What is needed: Count the lines below that contain the word "законодательства", and reply with only that number.

Materials provided:
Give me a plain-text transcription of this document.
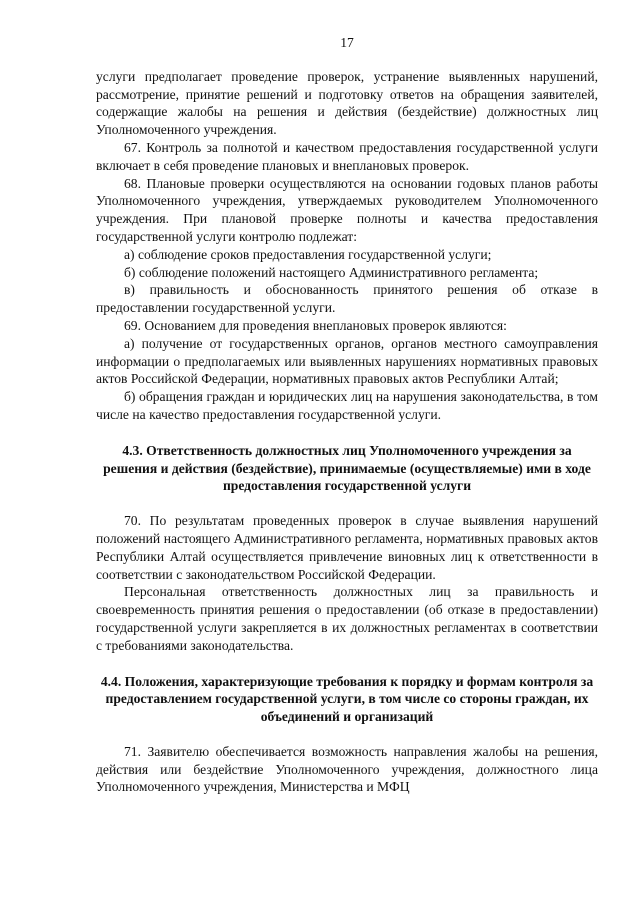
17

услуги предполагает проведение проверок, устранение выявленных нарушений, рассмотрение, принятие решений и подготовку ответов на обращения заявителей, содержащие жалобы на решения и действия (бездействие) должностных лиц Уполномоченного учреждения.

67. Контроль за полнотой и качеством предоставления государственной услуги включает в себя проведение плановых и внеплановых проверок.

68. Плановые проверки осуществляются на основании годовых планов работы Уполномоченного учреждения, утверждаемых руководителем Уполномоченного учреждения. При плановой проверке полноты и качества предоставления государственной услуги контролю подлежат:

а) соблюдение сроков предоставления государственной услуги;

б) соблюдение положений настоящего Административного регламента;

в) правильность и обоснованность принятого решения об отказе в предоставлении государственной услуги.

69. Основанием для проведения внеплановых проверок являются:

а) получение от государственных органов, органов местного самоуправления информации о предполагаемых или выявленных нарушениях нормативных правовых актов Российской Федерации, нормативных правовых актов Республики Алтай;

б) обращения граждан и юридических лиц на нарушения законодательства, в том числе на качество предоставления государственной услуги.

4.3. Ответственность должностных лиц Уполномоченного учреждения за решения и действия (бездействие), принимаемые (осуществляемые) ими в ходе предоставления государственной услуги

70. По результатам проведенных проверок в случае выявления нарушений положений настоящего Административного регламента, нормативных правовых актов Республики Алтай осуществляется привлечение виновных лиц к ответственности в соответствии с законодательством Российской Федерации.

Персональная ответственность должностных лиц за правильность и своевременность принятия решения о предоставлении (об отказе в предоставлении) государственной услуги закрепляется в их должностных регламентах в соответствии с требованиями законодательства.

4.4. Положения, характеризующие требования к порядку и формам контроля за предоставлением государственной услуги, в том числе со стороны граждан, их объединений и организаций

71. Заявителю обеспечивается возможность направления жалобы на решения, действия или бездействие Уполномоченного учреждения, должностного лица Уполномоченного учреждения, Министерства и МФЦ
...
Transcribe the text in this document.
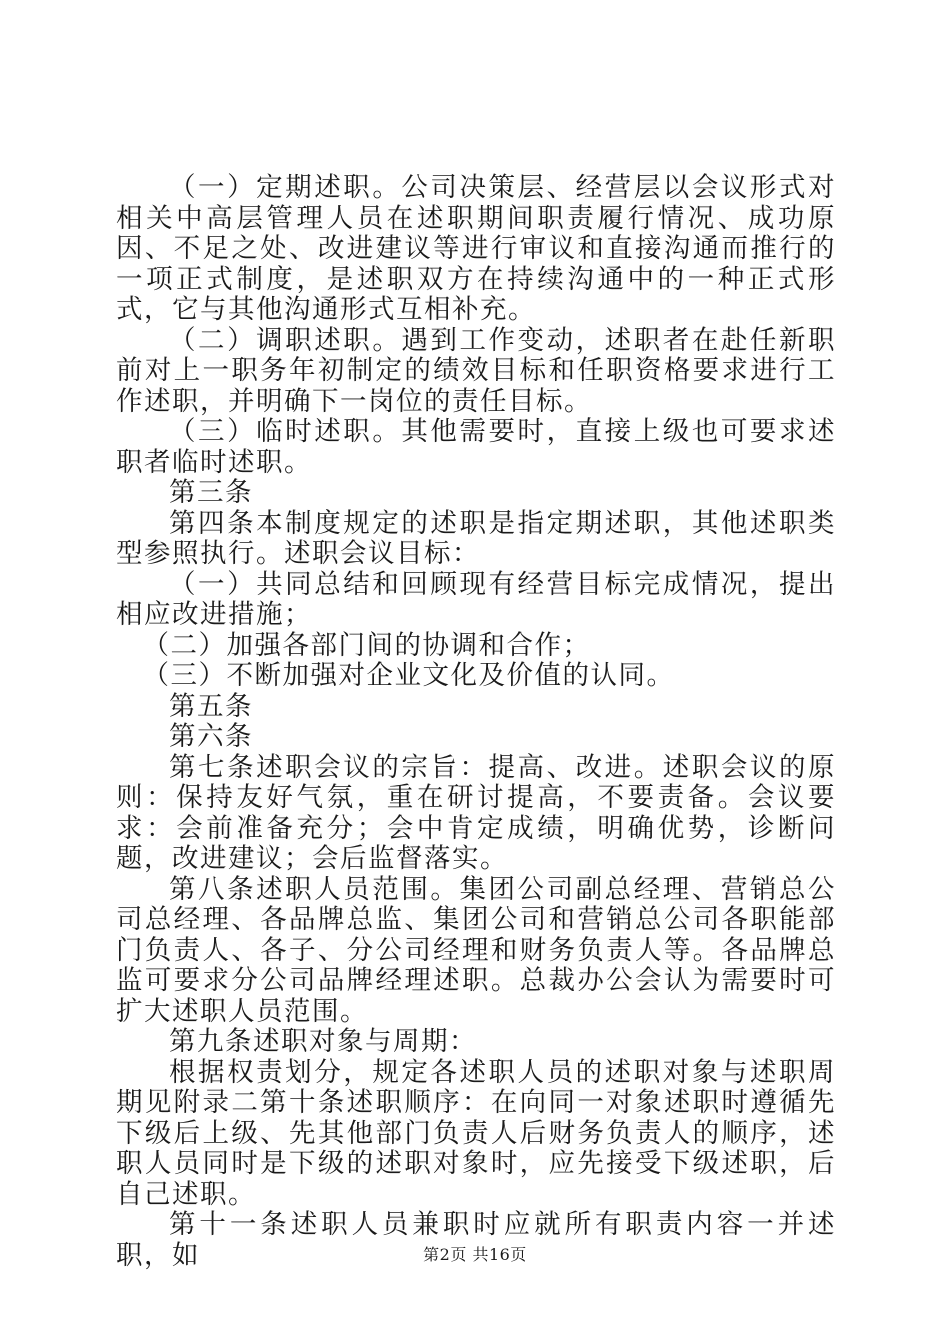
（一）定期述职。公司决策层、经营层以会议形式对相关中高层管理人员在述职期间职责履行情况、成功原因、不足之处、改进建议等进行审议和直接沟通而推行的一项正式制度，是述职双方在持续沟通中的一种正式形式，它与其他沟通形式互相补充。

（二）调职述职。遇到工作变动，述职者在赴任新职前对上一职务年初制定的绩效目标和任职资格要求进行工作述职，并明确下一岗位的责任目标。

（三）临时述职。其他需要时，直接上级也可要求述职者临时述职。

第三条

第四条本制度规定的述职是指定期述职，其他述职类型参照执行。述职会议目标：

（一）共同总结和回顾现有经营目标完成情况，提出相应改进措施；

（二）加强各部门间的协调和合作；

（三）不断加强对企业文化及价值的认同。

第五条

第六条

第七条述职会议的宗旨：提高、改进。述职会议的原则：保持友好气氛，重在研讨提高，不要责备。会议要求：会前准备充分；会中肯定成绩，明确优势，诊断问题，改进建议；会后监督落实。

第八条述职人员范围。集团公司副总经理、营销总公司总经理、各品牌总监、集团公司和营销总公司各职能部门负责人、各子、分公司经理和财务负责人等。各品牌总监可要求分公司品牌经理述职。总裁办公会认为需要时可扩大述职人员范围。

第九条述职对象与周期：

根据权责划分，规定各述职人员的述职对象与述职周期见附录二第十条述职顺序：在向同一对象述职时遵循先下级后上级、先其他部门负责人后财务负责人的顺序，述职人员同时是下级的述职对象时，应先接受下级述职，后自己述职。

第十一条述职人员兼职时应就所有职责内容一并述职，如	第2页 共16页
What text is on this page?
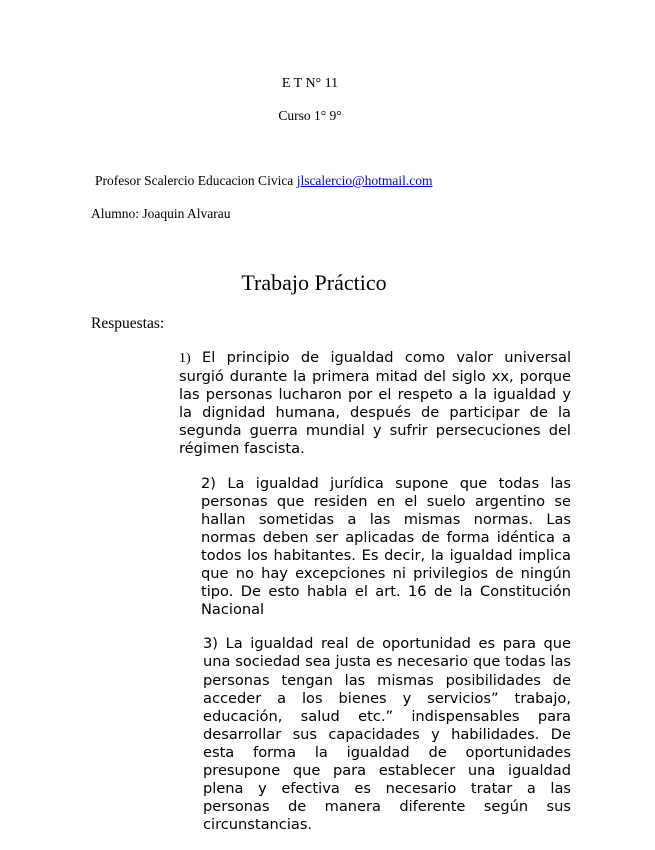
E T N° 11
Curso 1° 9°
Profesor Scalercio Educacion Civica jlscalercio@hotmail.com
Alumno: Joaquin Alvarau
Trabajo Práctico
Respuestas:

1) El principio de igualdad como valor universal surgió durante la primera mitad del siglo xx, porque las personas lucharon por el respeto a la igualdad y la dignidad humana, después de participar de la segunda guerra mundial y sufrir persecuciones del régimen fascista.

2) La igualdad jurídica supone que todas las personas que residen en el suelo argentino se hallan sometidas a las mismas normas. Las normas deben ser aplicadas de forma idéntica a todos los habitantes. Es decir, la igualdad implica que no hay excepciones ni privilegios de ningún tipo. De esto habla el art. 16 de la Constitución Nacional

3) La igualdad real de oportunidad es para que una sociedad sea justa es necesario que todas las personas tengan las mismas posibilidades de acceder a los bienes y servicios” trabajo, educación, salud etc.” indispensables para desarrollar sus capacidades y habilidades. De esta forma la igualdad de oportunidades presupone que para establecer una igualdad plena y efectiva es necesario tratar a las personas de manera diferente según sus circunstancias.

Answer to this task: 2